EXERCISE REQUIREMENTS
Count the lines below that contain the word "ylabel" and give only the number.

GIVEN DATA
- - -
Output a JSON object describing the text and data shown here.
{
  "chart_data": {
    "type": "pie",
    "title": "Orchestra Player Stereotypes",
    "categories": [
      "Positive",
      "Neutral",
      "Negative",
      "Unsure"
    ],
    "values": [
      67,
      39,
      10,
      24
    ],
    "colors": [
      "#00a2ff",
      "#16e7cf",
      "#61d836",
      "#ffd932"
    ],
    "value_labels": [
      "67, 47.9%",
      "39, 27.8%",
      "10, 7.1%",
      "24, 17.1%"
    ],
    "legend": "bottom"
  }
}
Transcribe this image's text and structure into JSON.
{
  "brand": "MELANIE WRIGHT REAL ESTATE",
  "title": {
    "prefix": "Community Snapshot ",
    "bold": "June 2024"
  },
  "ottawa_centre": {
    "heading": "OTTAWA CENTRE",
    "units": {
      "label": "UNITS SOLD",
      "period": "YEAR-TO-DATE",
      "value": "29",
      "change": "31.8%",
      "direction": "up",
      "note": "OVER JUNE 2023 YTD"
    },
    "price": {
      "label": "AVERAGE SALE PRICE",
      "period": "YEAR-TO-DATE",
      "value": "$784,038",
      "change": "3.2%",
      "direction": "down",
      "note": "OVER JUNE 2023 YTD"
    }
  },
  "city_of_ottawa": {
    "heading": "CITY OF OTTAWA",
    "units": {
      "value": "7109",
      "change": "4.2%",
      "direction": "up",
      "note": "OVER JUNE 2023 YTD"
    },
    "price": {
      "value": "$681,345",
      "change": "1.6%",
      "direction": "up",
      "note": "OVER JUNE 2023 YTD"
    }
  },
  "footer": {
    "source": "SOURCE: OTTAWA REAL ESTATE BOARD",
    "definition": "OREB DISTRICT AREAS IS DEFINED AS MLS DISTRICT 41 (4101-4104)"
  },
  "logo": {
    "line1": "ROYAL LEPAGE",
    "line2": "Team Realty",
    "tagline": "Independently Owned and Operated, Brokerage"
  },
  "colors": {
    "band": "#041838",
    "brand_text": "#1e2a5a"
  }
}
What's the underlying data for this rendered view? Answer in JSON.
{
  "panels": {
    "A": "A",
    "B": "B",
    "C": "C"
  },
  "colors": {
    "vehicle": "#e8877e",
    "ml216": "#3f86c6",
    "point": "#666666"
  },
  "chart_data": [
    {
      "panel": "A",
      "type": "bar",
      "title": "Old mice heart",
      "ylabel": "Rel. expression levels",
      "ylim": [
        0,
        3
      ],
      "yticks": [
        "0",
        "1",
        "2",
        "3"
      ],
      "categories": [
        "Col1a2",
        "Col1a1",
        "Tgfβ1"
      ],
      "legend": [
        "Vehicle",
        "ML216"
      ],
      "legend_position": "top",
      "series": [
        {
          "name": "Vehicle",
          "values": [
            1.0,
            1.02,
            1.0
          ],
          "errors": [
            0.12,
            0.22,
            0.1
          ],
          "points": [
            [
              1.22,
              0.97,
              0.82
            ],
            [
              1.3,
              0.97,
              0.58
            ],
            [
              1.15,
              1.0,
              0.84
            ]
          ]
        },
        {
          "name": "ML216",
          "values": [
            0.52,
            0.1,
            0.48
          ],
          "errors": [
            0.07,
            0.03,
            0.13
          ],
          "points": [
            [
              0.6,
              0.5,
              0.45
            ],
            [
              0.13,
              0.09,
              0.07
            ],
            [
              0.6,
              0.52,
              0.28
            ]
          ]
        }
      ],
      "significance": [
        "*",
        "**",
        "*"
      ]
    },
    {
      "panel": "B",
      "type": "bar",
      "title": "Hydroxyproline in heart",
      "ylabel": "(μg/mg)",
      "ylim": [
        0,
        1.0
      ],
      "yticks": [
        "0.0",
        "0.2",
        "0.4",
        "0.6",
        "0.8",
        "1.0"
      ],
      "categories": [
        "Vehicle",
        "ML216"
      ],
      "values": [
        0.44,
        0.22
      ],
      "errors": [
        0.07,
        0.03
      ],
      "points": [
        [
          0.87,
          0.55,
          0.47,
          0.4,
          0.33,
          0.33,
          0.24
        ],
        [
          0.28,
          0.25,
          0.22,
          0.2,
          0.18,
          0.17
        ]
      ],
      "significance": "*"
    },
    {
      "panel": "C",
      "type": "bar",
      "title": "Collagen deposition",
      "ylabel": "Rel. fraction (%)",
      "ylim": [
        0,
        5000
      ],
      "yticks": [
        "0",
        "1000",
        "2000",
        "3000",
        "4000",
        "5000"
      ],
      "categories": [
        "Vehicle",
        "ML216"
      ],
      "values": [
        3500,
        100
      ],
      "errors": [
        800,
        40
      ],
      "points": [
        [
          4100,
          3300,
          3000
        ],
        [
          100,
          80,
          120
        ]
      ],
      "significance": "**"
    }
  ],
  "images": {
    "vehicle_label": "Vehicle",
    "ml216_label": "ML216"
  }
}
- - -
REPLY TO THE TASK
3